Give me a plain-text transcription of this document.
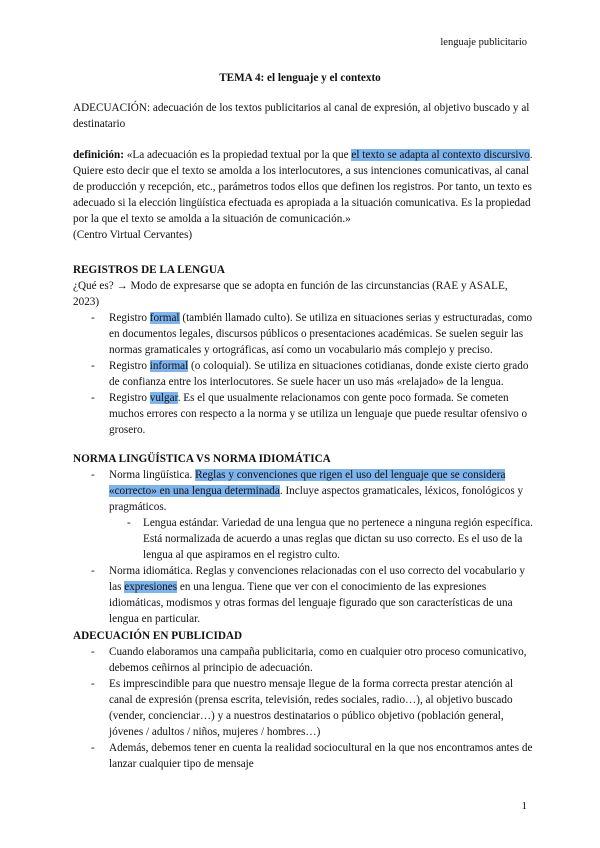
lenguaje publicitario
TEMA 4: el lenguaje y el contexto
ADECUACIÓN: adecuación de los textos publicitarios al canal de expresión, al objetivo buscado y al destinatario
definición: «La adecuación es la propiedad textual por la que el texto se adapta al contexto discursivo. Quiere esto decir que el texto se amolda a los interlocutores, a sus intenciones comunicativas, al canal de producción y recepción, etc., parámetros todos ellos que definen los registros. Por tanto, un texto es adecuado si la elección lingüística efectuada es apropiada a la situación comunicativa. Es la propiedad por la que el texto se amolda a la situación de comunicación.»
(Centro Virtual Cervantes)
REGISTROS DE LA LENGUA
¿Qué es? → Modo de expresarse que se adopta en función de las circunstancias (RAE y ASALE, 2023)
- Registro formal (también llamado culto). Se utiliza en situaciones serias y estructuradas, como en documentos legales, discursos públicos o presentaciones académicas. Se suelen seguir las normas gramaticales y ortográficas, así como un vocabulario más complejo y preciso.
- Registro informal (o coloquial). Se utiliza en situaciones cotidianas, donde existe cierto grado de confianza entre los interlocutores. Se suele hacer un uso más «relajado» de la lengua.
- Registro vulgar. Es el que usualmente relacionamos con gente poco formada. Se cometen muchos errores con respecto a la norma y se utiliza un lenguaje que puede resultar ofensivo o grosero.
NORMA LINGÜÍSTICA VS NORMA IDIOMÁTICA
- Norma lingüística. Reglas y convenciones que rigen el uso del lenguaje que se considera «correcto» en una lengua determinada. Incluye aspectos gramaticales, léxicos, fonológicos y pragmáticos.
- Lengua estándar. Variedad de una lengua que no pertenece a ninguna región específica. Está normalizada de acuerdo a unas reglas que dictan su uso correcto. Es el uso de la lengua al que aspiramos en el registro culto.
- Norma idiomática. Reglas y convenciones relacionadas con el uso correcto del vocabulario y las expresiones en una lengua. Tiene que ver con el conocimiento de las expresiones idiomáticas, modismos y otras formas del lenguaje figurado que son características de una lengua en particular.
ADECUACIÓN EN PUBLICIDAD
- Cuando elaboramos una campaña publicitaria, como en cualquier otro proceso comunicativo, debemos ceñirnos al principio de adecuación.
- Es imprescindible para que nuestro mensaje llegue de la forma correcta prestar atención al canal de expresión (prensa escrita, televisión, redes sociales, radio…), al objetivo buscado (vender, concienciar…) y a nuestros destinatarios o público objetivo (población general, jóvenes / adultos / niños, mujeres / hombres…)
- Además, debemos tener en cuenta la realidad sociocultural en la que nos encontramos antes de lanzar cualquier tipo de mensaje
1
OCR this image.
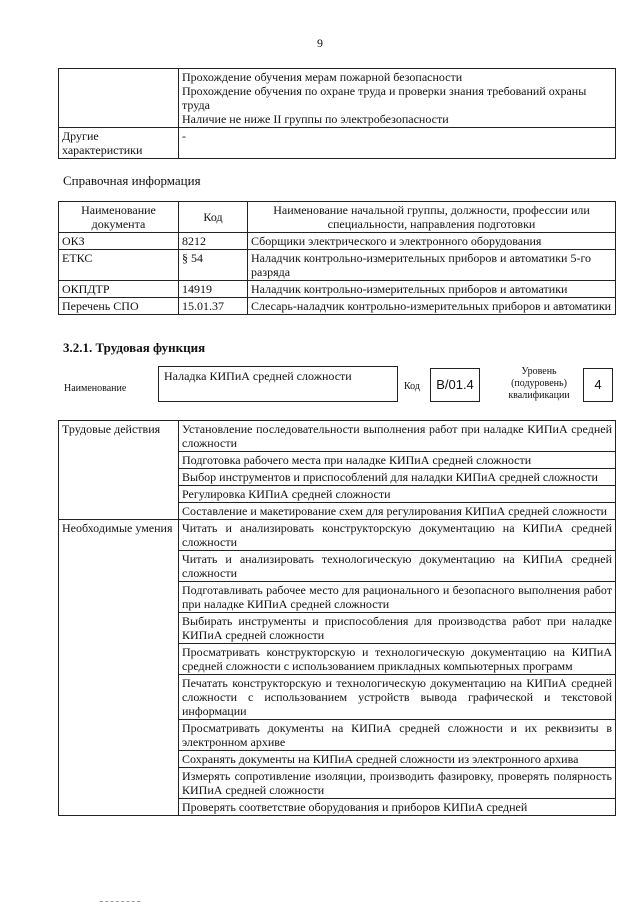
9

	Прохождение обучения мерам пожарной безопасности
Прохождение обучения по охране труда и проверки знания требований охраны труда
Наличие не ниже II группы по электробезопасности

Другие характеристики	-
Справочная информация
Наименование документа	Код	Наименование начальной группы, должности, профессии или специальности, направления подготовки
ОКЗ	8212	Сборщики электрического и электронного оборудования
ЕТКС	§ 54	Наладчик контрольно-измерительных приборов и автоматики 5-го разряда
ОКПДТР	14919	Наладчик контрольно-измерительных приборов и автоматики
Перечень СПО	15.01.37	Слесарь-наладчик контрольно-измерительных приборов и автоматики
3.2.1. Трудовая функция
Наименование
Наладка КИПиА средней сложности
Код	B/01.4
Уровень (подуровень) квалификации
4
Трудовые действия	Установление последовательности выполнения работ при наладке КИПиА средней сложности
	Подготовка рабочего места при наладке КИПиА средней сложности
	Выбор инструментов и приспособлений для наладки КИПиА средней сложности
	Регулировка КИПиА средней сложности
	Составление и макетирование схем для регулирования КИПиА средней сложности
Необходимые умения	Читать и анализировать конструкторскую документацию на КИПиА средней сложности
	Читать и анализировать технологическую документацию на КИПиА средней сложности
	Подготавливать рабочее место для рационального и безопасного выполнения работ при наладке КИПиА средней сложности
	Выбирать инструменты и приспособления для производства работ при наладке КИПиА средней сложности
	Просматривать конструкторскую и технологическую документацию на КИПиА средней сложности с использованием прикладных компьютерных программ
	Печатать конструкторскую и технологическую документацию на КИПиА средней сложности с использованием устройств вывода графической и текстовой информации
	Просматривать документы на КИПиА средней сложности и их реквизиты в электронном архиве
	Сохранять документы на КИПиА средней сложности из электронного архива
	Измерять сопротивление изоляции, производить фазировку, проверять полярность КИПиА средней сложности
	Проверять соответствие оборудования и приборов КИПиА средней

___

### Your instructions
Copy out each line of the material that holds the word "objetivo".

### Output of the exercise
ADECUACIÓN: adecuación de los textos publicitarios al canal de expresión, al objetivo buscado y al destinatario
- Es imprescindible para que nuestro mensaje llegue de la forma correcta prestar atención al canal de expresión (prensa escrita, televisión, redes sociales, radio…), al objetivo buscado (vender, concienciar…) y a nuestros destinatarios o público objetivo (población general, jóvenes / adultos / niños, mujeres / hombres…)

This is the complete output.